Scan the listing below and copy every line holding "Parthen".
══ Data listing
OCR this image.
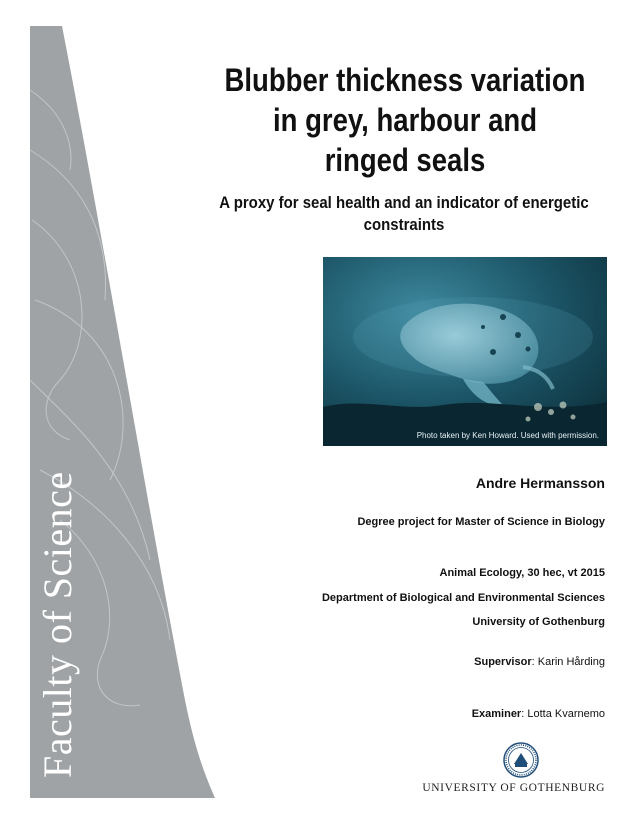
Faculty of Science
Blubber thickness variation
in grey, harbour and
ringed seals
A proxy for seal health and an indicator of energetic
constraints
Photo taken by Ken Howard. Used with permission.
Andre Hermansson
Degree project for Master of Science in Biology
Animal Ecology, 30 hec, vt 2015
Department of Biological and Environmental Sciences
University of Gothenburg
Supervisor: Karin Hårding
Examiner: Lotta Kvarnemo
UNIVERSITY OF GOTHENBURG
════
══ Data listing
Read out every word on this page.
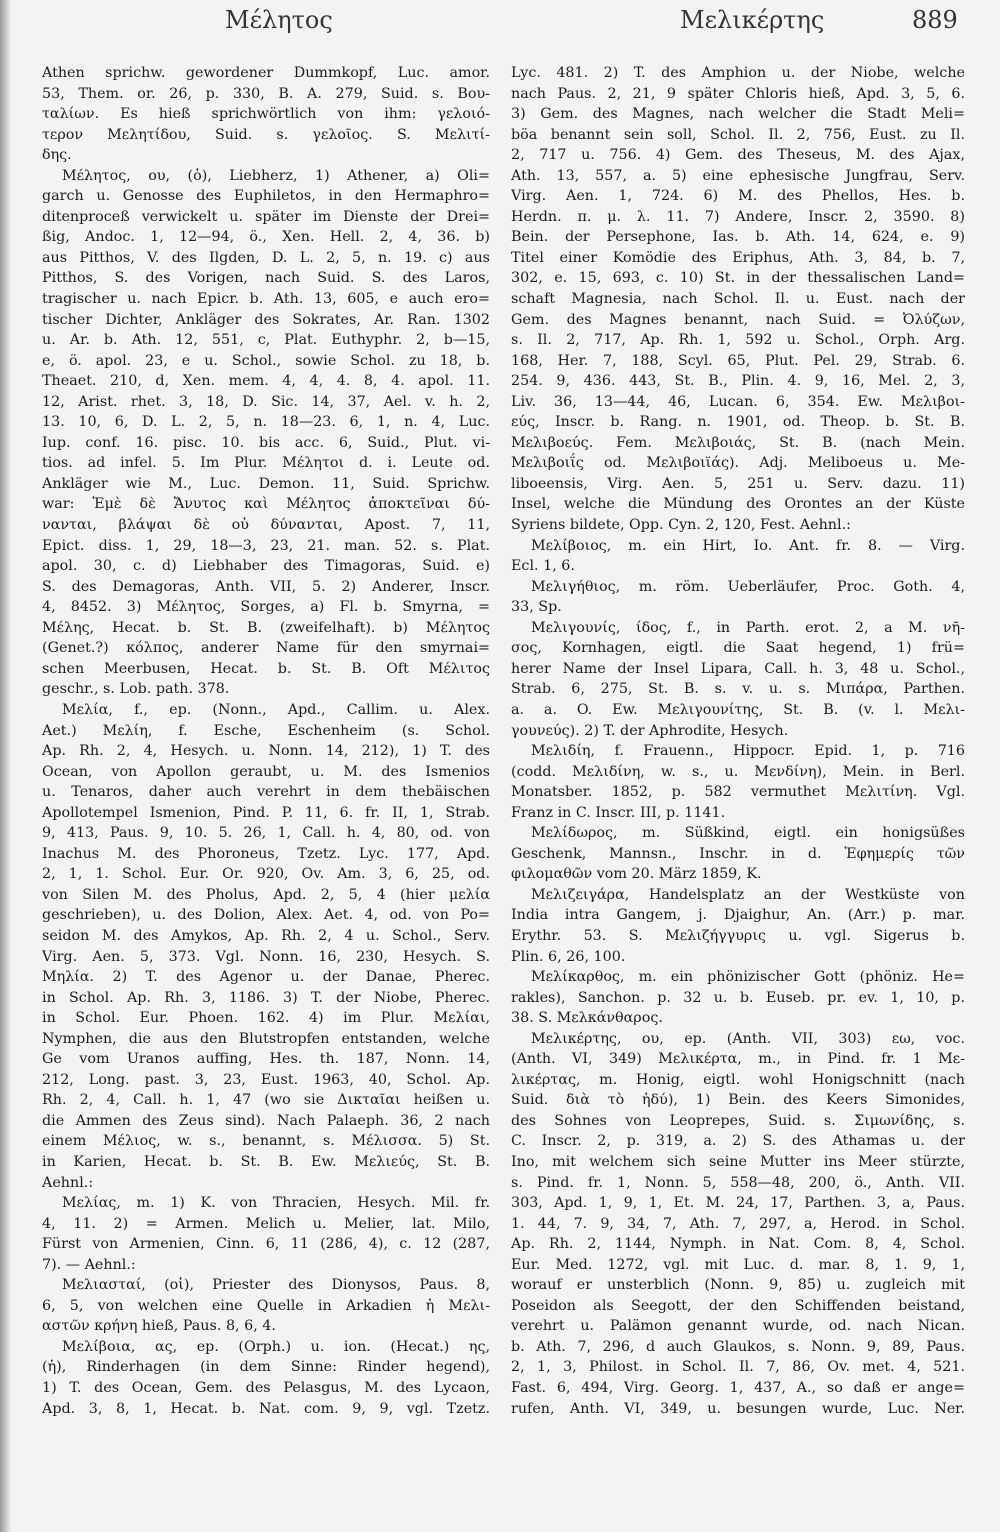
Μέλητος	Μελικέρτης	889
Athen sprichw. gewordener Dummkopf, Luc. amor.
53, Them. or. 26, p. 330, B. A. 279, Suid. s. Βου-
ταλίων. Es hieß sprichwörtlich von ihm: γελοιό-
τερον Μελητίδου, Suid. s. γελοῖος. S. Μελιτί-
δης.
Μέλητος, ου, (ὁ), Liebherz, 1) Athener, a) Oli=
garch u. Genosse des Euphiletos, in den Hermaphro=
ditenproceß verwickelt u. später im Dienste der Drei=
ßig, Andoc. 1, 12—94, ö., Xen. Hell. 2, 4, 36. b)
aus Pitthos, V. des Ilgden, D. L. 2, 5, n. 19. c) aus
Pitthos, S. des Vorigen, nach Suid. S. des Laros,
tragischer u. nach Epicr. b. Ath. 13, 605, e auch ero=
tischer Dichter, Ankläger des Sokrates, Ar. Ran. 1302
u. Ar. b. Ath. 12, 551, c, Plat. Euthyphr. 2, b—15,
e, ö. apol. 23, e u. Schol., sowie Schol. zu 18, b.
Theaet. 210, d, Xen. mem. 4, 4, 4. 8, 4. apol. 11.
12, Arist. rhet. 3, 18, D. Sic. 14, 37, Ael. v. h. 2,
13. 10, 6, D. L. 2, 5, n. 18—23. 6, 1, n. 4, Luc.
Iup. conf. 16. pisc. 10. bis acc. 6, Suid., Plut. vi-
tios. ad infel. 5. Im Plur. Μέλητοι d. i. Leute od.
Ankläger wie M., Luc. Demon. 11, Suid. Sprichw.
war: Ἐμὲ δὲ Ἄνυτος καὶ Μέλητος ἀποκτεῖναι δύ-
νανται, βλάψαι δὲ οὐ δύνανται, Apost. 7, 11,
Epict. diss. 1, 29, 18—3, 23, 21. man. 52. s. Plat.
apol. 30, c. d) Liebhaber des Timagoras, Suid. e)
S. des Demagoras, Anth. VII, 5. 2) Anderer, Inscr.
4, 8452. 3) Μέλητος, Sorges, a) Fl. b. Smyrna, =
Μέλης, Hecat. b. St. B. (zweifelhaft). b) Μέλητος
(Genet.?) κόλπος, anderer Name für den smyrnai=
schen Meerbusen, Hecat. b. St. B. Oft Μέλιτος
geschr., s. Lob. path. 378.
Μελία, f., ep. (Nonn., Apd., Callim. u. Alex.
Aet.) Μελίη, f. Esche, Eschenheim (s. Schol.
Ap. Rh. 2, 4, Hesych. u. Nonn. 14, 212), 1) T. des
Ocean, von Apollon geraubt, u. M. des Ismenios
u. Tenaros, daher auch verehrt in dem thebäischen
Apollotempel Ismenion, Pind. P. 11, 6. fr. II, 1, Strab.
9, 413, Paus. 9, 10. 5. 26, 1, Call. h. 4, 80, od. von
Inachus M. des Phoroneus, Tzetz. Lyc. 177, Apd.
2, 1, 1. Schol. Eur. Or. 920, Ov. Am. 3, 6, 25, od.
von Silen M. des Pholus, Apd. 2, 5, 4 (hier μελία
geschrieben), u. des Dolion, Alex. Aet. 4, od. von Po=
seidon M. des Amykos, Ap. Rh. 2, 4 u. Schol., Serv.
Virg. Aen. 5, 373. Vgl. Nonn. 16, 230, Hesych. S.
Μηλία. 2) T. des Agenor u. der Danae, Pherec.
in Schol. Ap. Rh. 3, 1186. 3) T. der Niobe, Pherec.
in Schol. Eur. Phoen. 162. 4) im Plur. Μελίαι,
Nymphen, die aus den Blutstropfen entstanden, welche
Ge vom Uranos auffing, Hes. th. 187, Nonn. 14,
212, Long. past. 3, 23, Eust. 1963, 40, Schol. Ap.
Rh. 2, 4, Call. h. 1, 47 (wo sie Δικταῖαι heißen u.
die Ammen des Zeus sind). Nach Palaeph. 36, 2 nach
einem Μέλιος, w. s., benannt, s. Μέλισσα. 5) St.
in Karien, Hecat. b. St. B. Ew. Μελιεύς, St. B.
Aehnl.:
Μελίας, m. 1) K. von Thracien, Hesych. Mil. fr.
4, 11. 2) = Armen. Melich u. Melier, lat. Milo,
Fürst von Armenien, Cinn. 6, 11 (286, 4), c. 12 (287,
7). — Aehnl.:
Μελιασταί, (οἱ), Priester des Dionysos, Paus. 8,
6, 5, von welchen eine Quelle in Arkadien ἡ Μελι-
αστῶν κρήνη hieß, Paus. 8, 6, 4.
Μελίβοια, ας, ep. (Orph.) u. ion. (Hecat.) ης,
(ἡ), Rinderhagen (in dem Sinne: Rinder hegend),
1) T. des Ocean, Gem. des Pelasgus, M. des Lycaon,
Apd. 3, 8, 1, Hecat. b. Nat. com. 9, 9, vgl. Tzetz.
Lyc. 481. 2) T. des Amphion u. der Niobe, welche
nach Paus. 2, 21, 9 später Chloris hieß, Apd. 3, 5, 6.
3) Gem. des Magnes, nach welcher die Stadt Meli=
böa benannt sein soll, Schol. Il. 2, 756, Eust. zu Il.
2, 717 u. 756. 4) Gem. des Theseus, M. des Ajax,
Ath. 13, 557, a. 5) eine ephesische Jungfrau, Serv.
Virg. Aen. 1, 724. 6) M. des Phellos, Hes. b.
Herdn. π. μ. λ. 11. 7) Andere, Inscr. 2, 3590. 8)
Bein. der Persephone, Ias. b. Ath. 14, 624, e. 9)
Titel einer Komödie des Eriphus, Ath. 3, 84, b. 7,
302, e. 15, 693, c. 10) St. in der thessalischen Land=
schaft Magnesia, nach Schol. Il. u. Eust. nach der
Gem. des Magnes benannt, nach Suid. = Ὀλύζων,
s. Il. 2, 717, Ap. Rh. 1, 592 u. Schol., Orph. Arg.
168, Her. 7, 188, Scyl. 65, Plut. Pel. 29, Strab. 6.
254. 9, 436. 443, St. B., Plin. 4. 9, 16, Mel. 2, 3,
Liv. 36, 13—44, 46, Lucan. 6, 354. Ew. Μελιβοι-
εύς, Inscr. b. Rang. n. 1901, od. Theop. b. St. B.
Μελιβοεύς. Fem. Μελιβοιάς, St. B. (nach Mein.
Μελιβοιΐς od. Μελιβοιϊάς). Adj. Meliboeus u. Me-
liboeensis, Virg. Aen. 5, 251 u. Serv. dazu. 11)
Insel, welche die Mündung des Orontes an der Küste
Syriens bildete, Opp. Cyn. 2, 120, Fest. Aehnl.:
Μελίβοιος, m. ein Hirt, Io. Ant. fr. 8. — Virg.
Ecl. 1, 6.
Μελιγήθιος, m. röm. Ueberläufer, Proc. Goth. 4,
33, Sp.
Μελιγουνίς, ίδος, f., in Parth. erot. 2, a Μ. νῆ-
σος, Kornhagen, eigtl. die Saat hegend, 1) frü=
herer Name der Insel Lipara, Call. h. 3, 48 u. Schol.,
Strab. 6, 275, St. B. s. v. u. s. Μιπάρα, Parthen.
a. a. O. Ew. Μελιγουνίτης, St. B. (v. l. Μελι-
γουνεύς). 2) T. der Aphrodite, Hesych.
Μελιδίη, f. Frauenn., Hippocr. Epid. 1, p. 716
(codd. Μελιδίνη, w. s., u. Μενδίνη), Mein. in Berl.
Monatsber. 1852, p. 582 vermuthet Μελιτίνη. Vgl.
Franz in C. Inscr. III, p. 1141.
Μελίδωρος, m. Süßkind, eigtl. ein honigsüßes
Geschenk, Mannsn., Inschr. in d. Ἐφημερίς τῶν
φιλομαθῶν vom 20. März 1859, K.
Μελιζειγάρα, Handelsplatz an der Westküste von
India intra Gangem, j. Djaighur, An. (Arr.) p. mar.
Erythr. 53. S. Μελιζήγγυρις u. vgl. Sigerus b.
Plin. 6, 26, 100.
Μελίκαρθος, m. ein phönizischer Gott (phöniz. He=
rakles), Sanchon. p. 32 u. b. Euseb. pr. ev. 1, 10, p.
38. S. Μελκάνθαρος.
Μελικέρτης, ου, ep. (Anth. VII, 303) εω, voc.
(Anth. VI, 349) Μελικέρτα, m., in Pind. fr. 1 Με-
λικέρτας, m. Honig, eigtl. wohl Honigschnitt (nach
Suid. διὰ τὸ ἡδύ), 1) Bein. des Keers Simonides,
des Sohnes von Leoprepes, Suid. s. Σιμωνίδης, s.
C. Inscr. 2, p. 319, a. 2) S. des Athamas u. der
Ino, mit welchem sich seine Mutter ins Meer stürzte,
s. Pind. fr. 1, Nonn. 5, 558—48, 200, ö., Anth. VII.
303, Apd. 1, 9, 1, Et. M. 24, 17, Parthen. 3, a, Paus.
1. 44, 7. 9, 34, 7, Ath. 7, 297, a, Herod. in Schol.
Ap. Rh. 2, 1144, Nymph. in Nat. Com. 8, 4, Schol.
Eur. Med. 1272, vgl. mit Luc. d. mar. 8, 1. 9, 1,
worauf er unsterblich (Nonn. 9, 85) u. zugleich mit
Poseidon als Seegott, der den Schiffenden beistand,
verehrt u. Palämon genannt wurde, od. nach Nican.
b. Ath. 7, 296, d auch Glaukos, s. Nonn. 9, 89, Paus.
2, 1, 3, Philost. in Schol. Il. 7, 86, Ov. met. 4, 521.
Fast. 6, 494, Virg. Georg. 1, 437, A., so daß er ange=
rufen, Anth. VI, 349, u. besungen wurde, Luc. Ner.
════
══ Data listing
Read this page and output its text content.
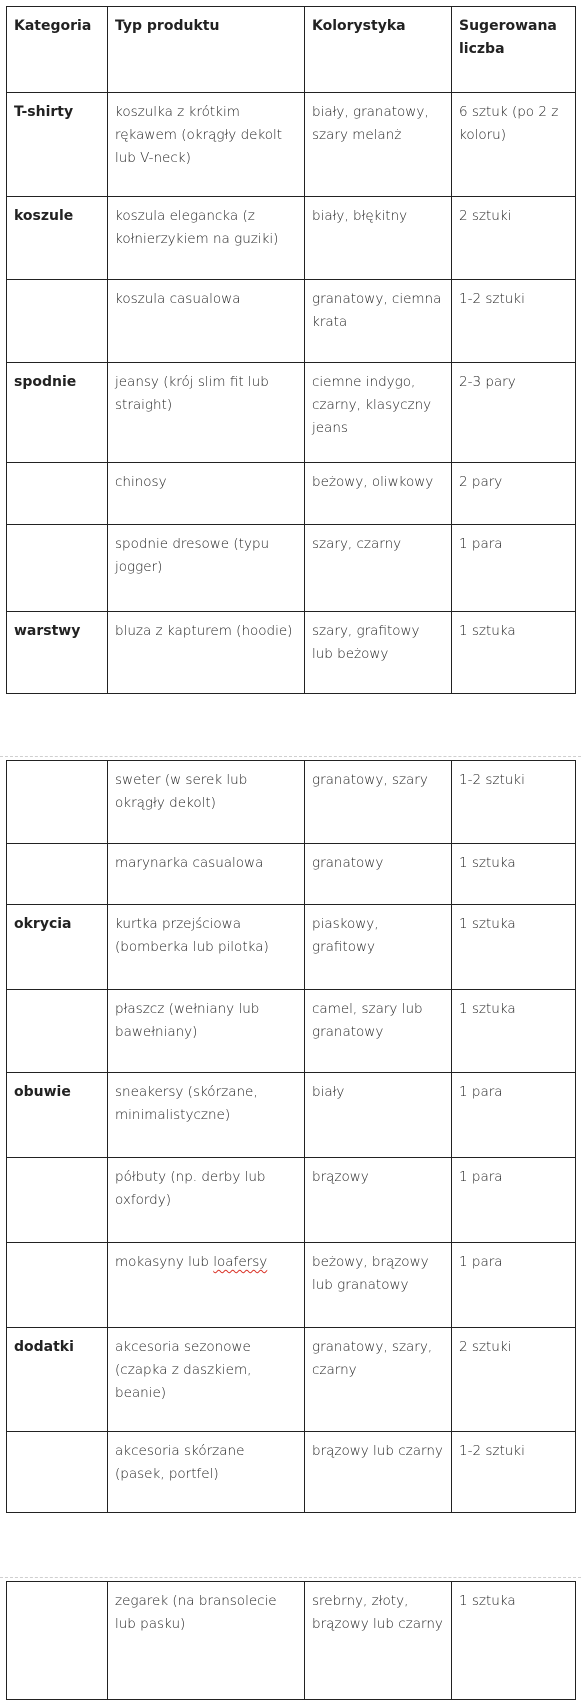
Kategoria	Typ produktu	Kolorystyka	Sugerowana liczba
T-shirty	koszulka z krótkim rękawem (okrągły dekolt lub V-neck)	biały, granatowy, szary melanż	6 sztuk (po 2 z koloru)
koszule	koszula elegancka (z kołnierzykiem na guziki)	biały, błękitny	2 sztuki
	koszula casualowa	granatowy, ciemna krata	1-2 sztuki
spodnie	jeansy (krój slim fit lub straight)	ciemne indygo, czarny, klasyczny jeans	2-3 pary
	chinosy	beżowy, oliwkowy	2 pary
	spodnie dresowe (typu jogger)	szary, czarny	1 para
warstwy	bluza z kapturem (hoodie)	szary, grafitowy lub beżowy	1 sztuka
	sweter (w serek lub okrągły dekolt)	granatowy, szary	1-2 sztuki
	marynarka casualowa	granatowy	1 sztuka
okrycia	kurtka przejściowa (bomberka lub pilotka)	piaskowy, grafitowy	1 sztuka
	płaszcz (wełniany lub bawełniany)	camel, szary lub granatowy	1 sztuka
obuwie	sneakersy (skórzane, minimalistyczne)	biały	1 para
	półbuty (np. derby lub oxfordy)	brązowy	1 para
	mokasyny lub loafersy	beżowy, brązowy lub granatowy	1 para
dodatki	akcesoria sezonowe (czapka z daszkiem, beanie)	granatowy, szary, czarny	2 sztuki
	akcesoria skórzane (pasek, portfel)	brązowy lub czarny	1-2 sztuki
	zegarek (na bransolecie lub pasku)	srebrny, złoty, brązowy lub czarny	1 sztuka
════
▶ [Response to the exercise]:
Strab. 6, 275, St. B. s. v. u. s. Μιπάρα, Parthen.
303, Apd. 1, 9, 1, Et. M. 24, 17, Parthen. 3, a, Paus.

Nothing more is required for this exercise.